- ПРЕДОСТАВЛЕННЫЙ МАТЕРИАЛ
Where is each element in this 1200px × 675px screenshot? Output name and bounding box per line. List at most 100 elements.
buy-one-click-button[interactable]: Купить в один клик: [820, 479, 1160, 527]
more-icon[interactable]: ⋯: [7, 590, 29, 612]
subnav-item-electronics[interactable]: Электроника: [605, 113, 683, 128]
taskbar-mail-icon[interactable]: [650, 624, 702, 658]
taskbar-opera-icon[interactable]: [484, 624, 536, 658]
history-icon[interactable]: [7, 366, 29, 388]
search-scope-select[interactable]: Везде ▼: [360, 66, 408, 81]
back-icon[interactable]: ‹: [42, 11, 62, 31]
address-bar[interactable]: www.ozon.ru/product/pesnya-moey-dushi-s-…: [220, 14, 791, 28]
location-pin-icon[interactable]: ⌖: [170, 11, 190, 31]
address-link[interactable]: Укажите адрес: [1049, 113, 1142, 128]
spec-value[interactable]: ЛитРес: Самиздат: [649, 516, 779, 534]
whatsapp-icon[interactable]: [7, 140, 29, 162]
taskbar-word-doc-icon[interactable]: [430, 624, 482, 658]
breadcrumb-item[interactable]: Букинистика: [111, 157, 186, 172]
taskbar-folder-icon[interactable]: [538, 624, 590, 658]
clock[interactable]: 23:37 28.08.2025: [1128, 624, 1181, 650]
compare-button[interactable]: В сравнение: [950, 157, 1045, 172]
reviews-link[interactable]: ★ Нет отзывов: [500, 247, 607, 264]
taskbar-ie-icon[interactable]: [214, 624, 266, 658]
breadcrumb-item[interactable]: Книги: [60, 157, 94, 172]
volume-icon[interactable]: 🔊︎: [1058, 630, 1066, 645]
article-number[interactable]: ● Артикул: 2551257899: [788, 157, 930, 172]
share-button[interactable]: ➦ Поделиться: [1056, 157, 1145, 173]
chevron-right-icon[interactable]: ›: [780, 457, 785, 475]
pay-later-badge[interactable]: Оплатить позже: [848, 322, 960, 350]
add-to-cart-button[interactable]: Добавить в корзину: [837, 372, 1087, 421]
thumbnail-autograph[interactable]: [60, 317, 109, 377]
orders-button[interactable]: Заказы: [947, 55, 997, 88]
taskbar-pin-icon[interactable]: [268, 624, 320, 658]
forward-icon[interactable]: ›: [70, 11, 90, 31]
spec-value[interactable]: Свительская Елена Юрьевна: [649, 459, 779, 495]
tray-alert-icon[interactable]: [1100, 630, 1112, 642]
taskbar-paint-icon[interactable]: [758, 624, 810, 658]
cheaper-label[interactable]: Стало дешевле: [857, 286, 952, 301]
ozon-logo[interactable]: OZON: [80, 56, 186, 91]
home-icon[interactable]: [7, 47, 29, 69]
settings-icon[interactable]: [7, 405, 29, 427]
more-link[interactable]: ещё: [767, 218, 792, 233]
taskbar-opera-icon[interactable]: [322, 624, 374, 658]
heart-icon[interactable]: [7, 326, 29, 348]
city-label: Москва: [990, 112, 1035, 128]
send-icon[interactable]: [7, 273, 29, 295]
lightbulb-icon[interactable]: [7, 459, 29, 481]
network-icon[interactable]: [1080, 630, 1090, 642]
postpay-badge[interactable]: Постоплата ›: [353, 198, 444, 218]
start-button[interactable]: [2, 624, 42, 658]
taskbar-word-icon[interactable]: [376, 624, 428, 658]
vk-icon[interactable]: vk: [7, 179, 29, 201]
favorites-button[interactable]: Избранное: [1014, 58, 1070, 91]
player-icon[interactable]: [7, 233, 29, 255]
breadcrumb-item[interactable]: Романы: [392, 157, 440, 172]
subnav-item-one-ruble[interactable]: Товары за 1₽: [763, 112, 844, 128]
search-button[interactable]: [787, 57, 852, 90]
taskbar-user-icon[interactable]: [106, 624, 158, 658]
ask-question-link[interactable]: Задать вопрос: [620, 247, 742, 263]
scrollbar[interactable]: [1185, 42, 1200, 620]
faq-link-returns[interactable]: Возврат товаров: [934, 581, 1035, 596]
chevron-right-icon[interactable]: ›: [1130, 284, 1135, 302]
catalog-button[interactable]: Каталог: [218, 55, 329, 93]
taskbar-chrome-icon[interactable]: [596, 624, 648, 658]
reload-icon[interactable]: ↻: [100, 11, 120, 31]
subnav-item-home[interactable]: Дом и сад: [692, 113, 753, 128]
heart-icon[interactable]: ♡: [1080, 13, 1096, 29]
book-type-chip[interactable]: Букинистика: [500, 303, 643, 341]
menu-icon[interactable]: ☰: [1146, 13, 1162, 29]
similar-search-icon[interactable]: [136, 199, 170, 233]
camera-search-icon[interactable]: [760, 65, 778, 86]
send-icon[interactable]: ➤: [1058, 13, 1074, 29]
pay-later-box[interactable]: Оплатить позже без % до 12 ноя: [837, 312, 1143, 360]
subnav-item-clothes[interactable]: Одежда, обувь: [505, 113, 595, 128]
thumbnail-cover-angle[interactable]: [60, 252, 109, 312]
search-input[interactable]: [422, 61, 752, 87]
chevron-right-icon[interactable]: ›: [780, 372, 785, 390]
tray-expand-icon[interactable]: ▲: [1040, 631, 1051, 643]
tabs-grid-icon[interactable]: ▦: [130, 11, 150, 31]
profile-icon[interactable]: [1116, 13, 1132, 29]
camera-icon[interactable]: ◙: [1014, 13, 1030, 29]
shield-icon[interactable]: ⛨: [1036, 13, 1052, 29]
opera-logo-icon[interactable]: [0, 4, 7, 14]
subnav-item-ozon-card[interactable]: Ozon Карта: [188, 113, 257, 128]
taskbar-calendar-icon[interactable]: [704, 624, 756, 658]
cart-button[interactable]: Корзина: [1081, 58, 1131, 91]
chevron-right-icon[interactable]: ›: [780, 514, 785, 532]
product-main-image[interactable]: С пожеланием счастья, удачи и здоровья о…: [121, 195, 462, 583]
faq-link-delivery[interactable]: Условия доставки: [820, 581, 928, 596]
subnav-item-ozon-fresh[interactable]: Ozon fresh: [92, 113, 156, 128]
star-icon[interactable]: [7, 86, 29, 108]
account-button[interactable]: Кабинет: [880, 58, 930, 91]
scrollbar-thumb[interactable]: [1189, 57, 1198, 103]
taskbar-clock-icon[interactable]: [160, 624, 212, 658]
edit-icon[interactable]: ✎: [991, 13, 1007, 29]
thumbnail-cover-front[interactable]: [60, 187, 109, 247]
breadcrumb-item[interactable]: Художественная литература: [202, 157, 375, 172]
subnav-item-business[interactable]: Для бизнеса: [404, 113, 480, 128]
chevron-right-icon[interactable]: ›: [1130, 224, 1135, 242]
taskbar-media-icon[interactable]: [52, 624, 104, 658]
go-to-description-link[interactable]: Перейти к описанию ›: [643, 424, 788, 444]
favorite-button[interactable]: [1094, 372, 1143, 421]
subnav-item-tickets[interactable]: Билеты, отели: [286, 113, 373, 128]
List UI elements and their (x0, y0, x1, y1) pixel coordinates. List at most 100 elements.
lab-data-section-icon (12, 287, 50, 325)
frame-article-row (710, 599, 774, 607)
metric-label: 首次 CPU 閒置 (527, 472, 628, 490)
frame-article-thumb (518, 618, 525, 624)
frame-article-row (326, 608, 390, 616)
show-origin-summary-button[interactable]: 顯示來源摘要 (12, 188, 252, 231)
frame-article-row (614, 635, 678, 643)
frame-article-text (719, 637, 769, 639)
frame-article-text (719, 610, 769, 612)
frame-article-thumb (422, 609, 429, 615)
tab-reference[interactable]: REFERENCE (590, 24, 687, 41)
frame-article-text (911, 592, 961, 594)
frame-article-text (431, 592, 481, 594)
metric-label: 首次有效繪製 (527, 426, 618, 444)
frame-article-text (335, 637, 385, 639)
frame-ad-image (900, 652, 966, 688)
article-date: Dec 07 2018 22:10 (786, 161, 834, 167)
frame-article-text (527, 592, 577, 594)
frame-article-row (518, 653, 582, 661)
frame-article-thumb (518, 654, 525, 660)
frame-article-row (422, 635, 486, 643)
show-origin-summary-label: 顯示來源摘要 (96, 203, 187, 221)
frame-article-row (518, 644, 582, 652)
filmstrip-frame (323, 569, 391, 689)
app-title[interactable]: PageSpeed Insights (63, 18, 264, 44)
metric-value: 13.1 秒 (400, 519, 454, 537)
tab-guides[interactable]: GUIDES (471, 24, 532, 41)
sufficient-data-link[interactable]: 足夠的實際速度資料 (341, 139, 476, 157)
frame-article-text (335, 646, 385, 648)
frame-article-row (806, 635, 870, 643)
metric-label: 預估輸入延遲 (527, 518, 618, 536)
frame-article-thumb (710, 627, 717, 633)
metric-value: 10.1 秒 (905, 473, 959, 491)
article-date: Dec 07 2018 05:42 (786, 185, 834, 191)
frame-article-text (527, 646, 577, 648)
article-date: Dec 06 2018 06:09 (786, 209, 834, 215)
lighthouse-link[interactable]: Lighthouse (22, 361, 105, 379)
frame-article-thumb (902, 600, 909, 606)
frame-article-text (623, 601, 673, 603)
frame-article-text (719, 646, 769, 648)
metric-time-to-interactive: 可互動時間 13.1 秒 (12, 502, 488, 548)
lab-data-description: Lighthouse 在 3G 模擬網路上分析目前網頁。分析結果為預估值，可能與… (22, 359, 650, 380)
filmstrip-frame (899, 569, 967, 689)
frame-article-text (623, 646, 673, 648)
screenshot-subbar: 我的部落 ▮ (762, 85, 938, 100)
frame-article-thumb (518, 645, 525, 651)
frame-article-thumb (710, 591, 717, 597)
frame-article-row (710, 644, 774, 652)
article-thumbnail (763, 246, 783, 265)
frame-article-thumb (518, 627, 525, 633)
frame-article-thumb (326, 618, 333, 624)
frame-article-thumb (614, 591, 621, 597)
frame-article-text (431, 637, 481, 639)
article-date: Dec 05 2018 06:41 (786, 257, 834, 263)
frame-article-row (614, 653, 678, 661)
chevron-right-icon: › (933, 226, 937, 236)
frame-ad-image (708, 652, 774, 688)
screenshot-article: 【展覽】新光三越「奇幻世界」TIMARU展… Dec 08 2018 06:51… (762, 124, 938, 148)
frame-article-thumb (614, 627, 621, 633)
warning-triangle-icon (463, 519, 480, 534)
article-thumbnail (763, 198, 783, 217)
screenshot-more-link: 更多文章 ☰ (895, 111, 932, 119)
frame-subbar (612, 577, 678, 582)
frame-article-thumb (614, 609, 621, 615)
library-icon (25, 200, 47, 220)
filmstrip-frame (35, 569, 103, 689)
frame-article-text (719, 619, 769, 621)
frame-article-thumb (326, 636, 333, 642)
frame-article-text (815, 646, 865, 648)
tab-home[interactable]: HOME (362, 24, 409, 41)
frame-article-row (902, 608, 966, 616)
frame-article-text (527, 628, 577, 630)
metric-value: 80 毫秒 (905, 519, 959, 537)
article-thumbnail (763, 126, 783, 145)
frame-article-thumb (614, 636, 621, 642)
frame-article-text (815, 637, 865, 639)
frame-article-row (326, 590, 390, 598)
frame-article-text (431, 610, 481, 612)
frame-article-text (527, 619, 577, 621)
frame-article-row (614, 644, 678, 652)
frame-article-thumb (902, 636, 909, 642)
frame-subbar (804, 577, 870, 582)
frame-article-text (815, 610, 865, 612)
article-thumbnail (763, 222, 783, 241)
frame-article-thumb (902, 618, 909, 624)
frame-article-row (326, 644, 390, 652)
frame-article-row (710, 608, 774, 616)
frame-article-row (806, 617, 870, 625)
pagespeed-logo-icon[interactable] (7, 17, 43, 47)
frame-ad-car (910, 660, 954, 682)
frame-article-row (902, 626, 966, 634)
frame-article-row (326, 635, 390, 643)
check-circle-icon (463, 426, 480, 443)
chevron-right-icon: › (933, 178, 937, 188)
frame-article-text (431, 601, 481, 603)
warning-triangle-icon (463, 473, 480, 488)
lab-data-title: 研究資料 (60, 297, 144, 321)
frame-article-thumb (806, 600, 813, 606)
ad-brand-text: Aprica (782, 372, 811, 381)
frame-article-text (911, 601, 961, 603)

- ВАШЕ ЗАДАНИЕ
Извлеките из материала строки от самого начала до строки с «compare-button[interactable]: В сравнение: [950, 157, 1045, 172]» включительно и перепишите их без изменений.

- РЕШЕНИЕ ЗАДАНИЯ
Where is each element in this 1200px × 675px screenshot? Output name and bounding box per line. List at most 100 elements.
buy-one-click-button[interactable]: Купить в один клик: [820, 479, 1160, 527]
more-icon[interactable]: ⋯: [7, 590, 29, 612]
subnav-item-electronics[interactable]: Электроника: [605, 113, 683, 128]
taskbar-mail-icon[interactable]: [650, 624, 702, 658]
taskbar-opera-icon[interactable]: [484, 624, 536, 658]
history-icon[interactable]: [7, 366, 29, 388]
search-scope-select[interactable]: Везде ▼: [360, 66, 408, 81]
back-icon[interactable]: ‹: [42, 11, 62, 31]
address-bar[interactable]: www.ozon.ru/product/pesnya-moey-dushi-s-…: [220, 14, 791, 28]
location-pin-icon[interactable]: ⌖: [170, 11, 190, 31]
address-link[interactable]: Укажите адрес: [1049, 113, 1142, 128]
spec-value[interactable]: ЛитРес: Самиздат: [649, 516, 779, 534]
whatsapp-icon[interactable]: [7, 140, 29, 162]
taskbar-word-doc-icon[interactable]: [430, 624, 482, 658]
breadcrumb-item[interactable]: Букинистика: [111, 157, 186, 172]
taskbar-folder-icon[interactable]: [538, 624, 590, 658]
clock[interactable]: 23:37 28.08.2025: [1128, 624, 1181, 650]
compare-button[interactable]: В сравнение: [950, 157, 1045, 172]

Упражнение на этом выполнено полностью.